+++ Input

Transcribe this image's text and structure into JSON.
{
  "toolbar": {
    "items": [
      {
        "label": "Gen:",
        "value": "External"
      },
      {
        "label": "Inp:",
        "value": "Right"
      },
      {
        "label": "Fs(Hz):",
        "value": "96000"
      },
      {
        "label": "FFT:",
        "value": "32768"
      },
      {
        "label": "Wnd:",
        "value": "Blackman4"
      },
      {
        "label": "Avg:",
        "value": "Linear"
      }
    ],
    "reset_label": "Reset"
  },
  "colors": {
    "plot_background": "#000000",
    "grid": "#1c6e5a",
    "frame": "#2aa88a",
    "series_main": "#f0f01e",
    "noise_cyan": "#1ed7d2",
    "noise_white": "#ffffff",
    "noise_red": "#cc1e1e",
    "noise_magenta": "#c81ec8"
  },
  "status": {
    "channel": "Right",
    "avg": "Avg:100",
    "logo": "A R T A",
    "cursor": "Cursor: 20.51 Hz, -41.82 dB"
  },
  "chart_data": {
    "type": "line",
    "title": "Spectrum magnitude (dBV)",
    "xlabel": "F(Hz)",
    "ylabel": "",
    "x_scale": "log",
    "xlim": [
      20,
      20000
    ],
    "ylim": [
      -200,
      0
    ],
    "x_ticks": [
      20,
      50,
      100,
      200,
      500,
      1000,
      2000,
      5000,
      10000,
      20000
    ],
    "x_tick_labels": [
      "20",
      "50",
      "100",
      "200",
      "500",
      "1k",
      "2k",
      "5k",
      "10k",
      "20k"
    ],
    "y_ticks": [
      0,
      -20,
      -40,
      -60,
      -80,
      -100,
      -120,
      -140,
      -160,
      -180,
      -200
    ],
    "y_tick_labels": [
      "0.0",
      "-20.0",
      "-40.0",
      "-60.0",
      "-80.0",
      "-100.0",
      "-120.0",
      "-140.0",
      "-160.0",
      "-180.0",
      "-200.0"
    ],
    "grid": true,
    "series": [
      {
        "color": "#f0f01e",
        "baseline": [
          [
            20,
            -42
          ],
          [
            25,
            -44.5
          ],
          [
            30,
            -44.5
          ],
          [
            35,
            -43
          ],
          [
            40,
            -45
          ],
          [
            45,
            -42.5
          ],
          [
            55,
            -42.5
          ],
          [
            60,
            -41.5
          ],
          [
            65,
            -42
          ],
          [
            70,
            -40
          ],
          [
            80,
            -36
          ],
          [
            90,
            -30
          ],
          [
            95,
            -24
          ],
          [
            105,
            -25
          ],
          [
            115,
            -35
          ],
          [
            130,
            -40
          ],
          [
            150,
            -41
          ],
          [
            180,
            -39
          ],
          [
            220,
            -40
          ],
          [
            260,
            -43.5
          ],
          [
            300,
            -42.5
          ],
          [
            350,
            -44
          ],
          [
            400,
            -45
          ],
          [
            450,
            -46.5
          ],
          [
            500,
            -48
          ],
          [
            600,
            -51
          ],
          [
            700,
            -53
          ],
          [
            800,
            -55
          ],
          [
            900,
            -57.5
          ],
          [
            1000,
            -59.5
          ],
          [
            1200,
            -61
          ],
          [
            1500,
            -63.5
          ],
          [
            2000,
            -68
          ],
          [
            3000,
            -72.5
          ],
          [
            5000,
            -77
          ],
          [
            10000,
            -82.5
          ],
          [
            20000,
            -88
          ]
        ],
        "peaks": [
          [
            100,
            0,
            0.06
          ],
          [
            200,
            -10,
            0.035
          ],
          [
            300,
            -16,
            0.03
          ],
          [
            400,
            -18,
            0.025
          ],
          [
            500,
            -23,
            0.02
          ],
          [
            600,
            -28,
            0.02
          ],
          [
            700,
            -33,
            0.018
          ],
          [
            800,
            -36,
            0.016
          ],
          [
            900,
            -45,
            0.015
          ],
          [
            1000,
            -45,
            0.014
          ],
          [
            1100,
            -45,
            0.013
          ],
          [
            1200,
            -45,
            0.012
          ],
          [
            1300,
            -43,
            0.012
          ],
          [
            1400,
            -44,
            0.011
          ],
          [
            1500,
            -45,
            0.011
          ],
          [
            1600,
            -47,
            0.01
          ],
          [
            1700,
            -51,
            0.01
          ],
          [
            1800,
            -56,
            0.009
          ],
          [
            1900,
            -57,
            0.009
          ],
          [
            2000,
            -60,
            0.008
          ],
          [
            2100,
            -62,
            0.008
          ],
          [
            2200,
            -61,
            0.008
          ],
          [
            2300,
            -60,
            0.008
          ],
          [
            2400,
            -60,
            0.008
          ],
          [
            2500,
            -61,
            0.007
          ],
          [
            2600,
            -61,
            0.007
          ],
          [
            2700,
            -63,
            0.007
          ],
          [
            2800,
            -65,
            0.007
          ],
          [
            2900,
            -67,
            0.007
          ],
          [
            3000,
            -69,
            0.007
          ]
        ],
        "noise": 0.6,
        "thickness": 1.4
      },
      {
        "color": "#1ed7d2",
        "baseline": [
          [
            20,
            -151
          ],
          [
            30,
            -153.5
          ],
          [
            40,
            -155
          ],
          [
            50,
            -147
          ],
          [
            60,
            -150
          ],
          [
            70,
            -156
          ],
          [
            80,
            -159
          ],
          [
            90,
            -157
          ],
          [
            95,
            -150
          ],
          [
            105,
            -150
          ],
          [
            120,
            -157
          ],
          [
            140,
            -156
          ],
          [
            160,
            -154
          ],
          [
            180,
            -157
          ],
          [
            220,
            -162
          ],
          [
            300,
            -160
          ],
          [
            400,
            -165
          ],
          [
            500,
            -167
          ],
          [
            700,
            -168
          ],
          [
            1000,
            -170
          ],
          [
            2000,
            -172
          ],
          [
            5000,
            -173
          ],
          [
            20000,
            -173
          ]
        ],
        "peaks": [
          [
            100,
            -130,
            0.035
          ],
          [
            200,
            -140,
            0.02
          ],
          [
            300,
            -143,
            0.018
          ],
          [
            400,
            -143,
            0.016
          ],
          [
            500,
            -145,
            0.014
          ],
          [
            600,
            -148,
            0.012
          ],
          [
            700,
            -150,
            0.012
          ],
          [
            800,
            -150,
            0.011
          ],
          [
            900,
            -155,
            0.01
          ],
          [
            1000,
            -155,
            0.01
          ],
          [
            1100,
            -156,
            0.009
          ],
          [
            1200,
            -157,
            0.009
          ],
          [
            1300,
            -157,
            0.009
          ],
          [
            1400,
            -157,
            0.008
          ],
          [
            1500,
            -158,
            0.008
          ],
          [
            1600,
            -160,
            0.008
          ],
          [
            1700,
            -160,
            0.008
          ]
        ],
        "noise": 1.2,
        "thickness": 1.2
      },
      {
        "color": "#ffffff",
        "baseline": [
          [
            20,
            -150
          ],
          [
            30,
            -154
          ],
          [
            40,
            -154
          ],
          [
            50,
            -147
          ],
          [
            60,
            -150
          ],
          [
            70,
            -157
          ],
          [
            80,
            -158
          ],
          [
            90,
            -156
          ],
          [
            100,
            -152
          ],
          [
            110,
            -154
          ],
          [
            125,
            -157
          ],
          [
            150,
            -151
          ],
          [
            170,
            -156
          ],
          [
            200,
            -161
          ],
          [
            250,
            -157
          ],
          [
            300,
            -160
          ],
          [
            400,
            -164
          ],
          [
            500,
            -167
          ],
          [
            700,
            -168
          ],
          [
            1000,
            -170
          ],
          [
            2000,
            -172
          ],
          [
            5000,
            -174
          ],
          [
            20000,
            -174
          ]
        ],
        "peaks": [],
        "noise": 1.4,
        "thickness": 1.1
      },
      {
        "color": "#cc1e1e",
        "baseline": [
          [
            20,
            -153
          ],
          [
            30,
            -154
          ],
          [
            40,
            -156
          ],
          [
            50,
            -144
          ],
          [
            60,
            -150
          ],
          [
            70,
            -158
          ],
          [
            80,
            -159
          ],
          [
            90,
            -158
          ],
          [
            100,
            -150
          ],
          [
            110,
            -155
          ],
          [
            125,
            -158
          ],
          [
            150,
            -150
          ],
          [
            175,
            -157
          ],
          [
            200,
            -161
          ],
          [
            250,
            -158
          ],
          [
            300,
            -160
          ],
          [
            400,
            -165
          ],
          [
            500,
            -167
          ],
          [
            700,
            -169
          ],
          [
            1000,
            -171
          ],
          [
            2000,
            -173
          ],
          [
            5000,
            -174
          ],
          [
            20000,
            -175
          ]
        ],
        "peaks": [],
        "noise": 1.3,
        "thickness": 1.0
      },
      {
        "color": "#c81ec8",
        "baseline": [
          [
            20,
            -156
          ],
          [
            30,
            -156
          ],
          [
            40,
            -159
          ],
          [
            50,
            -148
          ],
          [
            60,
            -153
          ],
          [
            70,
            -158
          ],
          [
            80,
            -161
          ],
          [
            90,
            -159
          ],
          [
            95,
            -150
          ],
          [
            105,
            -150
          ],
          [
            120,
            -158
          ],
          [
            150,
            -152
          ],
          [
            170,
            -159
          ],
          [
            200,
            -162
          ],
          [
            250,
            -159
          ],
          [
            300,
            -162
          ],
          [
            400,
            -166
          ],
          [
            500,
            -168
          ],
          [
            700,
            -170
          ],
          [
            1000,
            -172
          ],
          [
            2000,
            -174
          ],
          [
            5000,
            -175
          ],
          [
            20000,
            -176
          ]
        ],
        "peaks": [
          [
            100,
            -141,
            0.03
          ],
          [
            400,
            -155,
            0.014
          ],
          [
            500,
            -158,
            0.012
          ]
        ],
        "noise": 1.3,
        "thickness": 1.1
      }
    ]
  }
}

++++++

Exercise aim —
Collect, from the material above, every line containing the word "thickness".

Full answer —
        "thickness": 1.4
        "thickness": 1.2
        "thickness": 1.1
        "thickness": 1.0
        "thickness": 1.1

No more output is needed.